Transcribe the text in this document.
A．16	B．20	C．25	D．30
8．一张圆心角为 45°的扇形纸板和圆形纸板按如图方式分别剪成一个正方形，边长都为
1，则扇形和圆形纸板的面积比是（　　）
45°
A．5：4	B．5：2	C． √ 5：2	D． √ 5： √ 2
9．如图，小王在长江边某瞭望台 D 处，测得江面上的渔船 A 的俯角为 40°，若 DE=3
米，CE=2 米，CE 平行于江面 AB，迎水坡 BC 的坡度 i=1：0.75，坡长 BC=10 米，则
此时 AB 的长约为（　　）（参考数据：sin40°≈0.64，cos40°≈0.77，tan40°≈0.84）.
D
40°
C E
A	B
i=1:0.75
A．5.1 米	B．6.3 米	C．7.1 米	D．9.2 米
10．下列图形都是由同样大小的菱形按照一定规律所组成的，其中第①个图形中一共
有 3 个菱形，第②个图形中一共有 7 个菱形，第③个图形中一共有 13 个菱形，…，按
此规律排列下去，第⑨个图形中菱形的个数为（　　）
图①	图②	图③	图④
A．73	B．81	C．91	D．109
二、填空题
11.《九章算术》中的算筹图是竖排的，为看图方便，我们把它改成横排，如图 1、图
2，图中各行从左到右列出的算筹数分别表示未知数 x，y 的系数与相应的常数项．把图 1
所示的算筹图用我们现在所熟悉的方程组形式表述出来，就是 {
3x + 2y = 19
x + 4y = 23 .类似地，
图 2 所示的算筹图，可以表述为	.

# # #

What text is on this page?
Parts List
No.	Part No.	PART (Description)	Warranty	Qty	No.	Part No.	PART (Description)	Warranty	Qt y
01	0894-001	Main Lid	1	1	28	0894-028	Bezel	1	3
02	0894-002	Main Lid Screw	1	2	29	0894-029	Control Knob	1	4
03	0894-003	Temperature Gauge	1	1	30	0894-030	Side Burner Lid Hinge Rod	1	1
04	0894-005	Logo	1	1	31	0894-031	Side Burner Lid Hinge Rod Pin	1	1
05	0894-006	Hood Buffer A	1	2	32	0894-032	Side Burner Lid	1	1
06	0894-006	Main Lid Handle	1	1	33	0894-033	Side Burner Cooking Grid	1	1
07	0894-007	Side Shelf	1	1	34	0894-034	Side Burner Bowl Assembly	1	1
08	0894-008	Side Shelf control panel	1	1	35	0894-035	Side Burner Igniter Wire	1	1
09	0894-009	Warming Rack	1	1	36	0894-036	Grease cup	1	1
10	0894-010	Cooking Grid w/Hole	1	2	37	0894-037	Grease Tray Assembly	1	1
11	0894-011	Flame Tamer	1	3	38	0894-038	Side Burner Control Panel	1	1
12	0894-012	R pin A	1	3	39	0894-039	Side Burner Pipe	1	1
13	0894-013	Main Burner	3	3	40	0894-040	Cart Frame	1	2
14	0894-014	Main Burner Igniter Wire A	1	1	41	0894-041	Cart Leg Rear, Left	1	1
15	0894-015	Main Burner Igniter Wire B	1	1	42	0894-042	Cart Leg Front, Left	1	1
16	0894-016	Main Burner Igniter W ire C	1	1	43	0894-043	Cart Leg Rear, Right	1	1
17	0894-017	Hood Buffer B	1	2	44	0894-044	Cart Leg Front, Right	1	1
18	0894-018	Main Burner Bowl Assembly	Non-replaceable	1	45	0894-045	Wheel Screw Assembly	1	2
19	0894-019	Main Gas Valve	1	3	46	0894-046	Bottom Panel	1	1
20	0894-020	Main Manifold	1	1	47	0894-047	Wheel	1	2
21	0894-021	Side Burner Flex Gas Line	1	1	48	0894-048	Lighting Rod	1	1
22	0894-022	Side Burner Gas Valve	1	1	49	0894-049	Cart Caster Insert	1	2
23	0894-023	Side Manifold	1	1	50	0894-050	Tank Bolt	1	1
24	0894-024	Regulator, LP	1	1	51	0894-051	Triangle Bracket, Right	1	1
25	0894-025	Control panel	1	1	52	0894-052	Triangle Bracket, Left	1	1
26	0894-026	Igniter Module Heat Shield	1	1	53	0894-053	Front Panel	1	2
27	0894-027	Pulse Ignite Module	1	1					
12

# # #

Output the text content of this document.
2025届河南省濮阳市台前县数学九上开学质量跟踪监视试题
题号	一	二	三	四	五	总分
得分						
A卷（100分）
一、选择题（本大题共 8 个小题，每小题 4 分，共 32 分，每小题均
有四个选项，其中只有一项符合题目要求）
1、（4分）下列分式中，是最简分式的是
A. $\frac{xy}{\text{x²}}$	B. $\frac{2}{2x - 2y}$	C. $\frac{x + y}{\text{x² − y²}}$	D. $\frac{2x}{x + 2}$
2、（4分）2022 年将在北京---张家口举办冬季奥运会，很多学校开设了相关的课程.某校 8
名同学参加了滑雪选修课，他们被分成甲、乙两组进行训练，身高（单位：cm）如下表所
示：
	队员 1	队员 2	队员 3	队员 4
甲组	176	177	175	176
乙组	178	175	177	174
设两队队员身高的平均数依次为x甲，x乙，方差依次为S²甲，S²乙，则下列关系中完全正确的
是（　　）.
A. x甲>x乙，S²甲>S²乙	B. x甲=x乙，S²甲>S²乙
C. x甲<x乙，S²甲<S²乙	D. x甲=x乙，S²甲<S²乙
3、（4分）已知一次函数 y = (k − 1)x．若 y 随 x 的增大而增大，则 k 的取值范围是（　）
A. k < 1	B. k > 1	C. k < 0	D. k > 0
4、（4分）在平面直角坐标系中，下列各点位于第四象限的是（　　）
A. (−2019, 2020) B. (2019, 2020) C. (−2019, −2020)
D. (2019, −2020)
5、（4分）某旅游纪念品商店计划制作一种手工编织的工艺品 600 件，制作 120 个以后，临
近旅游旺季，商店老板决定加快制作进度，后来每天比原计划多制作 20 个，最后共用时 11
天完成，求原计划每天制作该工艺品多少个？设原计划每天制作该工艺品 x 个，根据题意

# # #

Work to complete
Reproduce each line holding the word "Shelf".

Output below
07	0894-007	Side Shelf	1	1	34	0894-034	Side Burner Bowl Assembly	1	1
08	0894-008	Side Shelf control panel	1	1	35	0894-035	Side Burner Igniter Wire	1	1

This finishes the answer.